What to produce: Lines containing the word "ВОЗЕЊЕ" should be extracted in full.
-- start Data to process --
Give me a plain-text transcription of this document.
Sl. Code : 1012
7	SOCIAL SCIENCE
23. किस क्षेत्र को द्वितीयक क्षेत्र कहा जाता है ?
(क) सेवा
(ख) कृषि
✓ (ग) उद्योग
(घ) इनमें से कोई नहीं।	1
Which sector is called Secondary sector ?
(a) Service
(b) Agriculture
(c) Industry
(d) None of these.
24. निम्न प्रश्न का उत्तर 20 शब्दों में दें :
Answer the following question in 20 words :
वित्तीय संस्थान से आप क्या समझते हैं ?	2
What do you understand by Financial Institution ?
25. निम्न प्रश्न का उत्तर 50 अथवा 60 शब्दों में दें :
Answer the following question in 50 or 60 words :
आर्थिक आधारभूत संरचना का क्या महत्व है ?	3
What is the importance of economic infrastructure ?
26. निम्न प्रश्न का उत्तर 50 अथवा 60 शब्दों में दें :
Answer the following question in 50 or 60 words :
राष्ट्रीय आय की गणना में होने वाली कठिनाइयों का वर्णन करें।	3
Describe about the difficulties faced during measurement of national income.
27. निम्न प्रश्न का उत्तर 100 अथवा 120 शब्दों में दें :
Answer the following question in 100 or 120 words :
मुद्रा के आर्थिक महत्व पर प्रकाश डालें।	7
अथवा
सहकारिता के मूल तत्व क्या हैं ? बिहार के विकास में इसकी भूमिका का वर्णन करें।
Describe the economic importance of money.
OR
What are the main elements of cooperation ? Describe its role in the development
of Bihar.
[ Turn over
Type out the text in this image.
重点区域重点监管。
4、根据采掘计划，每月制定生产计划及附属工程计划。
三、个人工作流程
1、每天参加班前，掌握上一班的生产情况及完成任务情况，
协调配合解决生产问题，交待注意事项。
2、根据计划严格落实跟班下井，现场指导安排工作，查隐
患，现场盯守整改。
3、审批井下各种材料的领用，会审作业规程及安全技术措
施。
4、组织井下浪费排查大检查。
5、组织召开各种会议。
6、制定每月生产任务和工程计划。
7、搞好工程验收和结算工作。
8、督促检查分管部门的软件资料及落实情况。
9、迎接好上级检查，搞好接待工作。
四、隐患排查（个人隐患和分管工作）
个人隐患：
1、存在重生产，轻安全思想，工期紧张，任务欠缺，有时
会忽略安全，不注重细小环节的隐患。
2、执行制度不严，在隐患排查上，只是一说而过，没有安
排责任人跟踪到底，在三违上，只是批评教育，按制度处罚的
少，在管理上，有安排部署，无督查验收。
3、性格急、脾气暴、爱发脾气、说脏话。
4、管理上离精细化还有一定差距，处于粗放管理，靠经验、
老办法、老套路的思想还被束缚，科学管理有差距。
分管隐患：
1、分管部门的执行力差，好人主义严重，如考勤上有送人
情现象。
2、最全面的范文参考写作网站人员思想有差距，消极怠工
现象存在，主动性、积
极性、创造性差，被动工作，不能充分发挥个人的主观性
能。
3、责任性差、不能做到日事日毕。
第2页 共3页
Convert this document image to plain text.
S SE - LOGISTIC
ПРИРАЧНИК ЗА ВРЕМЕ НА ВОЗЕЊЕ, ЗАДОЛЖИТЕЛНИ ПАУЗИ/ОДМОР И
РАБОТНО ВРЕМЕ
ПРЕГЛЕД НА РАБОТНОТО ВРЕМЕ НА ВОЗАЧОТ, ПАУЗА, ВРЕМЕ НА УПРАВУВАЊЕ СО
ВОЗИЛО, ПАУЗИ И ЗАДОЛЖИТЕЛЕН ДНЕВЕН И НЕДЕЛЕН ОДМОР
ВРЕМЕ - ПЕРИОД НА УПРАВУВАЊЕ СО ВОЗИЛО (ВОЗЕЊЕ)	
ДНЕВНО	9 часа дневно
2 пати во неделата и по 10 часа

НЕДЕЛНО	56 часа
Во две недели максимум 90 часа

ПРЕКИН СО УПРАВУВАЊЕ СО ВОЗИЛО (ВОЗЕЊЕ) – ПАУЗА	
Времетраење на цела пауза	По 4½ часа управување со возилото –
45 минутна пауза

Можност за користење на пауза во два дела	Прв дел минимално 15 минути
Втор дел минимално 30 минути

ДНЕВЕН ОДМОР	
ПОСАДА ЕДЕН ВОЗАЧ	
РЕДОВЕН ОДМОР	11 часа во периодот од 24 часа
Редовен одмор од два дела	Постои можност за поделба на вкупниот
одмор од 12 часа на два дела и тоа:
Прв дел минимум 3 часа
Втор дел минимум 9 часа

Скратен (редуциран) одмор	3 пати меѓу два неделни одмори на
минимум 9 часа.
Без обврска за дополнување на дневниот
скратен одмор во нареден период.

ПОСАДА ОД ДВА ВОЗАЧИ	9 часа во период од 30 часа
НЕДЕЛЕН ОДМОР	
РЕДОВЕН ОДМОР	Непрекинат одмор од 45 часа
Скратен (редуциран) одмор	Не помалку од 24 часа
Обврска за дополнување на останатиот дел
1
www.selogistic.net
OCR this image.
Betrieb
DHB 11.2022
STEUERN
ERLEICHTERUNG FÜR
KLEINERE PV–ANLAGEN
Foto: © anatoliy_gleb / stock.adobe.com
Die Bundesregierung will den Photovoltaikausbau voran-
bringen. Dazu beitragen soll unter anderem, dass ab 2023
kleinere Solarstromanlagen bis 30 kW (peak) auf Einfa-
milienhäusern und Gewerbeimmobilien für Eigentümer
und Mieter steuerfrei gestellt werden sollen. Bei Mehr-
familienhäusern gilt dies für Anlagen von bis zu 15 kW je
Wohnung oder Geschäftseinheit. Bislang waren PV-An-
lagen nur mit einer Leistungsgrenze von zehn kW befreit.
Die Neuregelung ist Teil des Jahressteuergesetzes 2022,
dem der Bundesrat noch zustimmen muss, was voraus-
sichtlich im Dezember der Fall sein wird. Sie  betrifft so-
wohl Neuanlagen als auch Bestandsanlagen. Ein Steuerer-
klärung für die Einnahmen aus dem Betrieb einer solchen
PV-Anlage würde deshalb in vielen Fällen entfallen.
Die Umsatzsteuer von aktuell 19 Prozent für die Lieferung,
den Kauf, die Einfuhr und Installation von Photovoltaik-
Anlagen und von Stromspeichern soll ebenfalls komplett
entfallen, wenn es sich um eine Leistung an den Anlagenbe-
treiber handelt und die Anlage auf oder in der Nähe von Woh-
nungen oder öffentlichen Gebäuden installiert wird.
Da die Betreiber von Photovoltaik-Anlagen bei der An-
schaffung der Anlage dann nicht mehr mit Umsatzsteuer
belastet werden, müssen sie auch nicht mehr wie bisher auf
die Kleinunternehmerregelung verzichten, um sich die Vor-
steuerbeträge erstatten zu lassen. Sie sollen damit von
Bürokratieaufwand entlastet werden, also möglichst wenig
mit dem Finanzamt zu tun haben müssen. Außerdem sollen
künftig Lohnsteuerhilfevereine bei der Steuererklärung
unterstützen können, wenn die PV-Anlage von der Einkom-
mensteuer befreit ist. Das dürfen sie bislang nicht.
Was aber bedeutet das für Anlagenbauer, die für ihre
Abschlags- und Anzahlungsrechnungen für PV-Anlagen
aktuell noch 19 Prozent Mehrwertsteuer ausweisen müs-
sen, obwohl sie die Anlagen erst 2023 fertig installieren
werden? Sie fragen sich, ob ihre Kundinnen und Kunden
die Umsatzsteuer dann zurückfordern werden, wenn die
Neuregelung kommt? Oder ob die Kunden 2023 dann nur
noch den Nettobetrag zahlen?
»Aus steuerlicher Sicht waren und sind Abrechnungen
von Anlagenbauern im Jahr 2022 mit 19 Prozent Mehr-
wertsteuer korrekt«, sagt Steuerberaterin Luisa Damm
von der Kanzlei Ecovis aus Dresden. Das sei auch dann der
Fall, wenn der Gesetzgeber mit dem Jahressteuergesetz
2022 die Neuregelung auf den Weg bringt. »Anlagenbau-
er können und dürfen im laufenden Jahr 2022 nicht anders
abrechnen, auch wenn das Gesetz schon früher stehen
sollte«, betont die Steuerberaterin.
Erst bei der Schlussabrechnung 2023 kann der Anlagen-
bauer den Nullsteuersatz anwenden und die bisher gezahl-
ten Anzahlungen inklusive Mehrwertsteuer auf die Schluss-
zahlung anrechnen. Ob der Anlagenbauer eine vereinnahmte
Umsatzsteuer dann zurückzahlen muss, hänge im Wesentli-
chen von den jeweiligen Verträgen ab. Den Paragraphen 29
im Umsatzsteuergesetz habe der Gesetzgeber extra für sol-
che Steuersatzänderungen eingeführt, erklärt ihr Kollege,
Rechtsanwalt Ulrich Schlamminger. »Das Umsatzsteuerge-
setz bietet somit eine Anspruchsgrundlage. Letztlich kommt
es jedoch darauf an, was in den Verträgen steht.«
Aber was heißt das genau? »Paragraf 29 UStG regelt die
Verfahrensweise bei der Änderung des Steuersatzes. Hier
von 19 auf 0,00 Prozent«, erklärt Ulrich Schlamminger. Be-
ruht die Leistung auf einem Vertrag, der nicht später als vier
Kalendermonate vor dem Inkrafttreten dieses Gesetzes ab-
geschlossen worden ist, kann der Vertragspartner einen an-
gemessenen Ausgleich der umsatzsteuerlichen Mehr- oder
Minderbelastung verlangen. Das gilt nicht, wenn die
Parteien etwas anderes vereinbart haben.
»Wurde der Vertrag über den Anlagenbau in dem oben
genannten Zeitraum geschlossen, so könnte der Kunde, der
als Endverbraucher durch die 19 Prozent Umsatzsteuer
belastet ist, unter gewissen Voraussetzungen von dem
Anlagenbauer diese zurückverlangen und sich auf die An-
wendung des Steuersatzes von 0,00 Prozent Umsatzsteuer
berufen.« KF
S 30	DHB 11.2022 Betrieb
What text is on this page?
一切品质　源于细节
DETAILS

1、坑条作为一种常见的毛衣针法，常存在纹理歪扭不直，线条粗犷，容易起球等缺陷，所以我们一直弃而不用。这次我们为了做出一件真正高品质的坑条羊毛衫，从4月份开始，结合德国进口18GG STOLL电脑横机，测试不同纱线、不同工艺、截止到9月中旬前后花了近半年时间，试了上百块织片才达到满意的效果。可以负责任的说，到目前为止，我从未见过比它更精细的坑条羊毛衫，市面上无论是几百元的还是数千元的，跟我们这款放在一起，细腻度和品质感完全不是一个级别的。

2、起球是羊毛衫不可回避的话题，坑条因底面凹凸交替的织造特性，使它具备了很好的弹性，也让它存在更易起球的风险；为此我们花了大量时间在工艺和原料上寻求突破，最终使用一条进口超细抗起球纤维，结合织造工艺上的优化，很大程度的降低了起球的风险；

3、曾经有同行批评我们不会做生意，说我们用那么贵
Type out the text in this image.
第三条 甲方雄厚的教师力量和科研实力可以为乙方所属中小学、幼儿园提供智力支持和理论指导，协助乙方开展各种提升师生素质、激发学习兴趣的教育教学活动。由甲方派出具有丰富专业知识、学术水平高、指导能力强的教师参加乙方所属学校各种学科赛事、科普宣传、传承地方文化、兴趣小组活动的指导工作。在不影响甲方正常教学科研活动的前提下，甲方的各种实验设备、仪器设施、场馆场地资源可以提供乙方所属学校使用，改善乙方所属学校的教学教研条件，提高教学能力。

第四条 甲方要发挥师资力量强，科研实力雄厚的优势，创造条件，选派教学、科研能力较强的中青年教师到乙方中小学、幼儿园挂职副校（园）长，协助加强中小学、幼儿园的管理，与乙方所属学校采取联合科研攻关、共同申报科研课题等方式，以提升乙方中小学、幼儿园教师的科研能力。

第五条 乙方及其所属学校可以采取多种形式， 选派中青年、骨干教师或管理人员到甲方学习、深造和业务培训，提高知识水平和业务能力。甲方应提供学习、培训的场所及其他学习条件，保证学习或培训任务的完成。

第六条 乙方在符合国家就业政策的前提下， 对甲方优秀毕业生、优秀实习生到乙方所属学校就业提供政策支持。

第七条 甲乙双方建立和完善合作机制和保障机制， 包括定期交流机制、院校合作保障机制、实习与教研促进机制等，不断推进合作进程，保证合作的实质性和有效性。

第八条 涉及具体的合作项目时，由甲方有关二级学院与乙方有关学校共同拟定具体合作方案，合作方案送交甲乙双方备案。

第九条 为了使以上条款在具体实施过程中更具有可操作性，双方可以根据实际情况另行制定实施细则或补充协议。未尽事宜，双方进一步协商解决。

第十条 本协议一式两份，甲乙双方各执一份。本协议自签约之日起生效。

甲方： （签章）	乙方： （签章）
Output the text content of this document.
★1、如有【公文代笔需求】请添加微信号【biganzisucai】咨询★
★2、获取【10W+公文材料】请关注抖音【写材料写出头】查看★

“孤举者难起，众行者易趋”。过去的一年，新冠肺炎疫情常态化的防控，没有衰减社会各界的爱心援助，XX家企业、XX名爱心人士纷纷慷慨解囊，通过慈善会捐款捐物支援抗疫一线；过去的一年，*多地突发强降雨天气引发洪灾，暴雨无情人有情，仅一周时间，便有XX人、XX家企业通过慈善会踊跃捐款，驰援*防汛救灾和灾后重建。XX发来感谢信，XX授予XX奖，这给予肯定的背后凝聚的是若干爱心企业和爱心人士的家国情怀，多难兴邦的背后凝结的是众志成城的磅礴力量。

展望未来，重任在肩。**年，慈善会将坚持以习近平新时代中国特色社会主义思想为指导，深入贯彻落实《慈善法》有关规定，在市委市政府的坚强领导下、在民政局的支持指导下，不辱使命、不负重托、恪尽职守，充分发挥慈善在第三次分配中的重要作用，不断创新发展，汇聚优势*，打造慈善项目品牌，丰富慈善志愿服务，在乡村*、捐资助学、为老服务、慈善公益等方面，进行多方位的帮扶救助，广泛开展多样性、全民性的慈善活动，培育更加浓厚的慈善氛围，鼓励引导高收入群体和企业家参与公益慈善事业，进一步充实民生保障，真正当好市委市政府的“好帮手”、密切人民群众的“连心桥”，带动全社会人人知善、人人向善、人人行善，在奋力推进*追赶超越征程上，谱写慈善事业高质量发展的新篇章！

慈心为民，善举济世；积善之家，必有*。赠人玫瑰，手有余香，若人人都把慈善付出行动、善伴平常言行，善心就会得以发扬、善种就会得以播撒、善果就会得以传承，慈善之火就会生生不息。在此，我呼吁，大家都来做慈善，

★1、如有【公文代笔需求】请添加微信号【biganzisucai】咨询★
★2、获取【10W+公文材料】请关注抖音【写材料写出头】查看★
-- end Data to process --
Task response:
ПРИРАЧНИК ЗА ВРЕМЕ НА ВОЗЕЊЕ, ЗАДОЛЖИТЕЛНИ ПАУЗИ/ОДМОР И
ВРЕМЕ - ПЕРИОД НА УПРАВУВАЊЕ СО ВОЗИЛО (ВОЗЕЊЕ)	
ПРЕКИН СО УПРАВУВАЊЕ СО ВОЗИЛО (ВОЗЕЊЕ) – ПАУЗА	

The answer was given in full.